### EXERCISE GOAL
Leave out the pictures and transcribe the rest of the records exactly.

— Begin GIVEN ENTRIES —

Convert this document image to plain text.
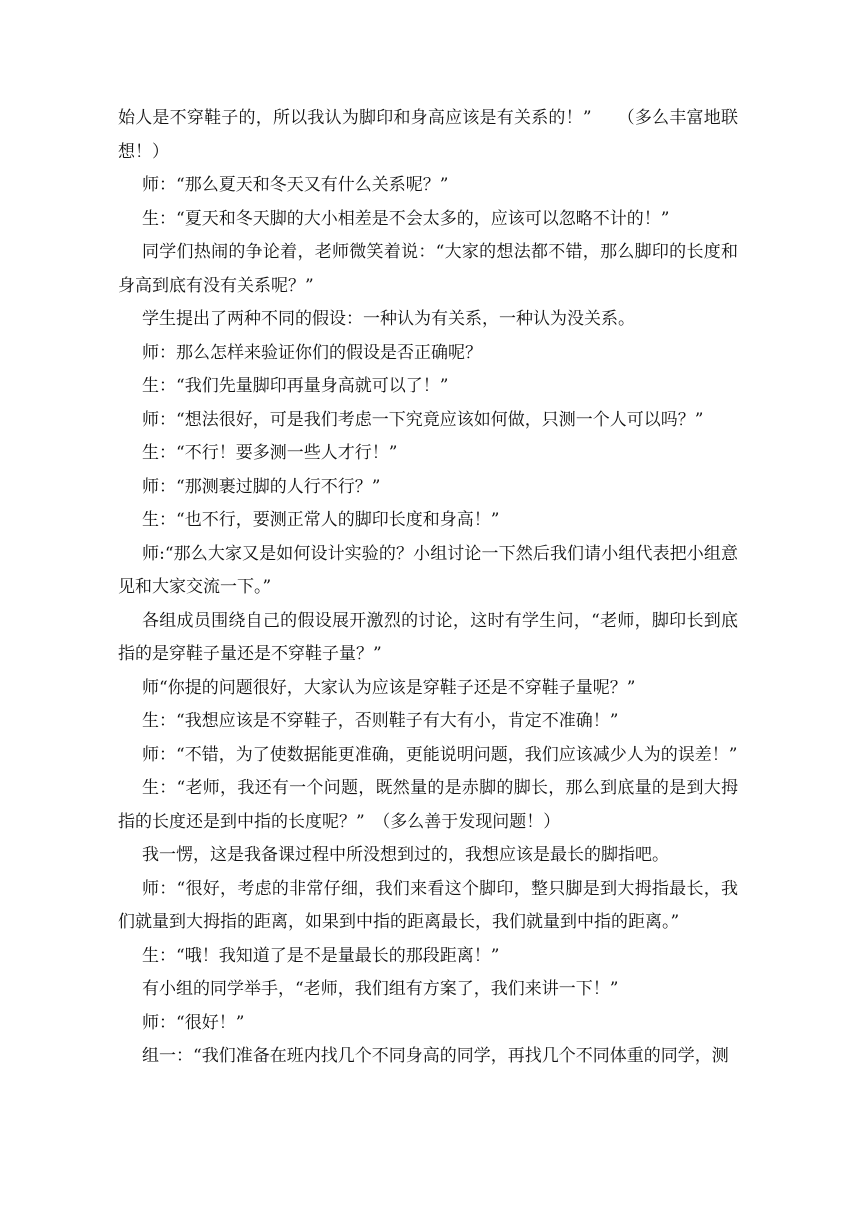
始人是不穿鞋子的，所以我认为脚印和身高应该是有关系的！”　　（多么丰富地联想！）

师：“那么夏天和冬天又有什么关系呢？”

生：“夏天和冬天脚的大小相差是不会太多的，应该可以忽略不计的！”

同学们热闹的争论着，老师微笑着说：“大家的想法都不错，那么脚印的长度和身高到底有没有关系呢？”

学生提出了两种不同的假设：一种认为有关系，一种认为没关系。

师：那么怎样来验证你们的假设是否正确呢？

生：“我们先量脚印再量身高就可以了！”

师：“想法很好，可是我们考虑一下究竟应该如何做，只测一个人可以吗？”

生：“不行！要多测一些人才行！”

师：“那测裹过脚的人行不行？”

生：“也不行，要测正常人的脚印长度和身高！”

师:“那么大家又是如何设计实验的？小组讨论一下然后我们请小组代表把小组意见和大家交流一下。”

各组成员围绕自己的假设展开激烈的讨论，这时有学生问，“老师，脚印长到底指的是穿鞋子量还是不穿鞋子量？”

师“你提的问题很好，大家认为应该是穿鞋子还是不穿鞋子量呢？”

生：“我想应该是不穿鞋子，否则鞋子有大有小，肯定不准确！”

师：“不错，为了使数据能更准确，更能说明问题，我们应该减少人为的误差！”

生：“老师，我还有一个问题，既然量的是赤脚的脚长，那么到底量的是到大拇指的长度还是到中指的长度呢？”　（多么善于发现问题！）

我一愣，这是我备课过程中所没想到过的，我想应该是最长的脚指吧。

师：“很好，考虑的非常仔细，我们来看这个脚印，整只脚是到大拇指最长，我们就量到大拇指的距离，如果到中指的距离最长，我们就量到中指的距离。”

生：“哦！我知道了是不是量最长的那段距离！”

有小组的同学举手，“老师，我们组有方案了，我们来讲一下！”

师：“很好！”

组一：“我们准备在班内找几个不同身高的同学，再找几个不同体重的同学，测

— End GIVEN ENTRIES —

### CORRECT RESPONSE
Convert this document image to plain text.
始人是不穿鞋子的，所以我认为脚印和身高应该是有关系的！”　　（多么丰富地联想！）

师：“那么夏天和冬天又有什么关系呢？”

生：“夏天和冬天脚的大小相差是不会太多的，应该可以忽略不计的！”

同学们热闹的争论着，老师微笑着说：“大家的想法都不错，那么脚印的长度和身高到底有没有关系呢？”

学生提出了两种不同的假设：一种认为有关系，一种认为没关系。

师：那么怎样来验证你们的假设是否正确呢？

生：“我们先量脚印再量身高就可以了！”

师：“想法很好，可是我们考虑一下究竟应该如何做，只测一个人可以吗？”

生：“不行！要多测一些人才行！”

师：“那测裹过脚的人行不行？”

生：“也不行，要测正常人的脚印长度和身高！”

师:“那么大家又是如何设计实验的？小组讨论一下然后我们请小组代表把小组意见和大家交流一下。”

各组成员围绕自己的假设展开激烈的讨论，这时有学生问，“老师，脚印长到底指的是穿鞋子量还是不穿鞋子量？”

师“你提的问题很好，大家认为应该是穿鞋子还是不穿鞋子量呢？”

生：“我想应该是不穿鞋子，否则鞋子有大有小，肯定不准确！”

师：“不错，为了使数据能更准确，更能说明问题，我们应该减少人为的误差！”

生：“老师，我还有一个问题，既然量的是赤脚的脚长，那么到底量的是到大拇指的长度还是到中指的长度呢？”　（多么善于发现问题！）

我一愣，这是我备课过程中所没想到过的，我想应该是最长的脚指吧。

师：“很好，考虑的非常仔细，我们来看这个脚印，整只脚是到大拇指最长，我们就量到大拇指的距离，如果到中指的距离最长，我们就量到中指的距离。”

生：“哦！我知道了是不是量最长的那段距离！”

有小组的同学举手，“老师，我们组有方案了，我们来讲一下！”

师：“很好！”

组一：“我们准备在班内找几个不同身高的同学，再找几个不同体重的同学，测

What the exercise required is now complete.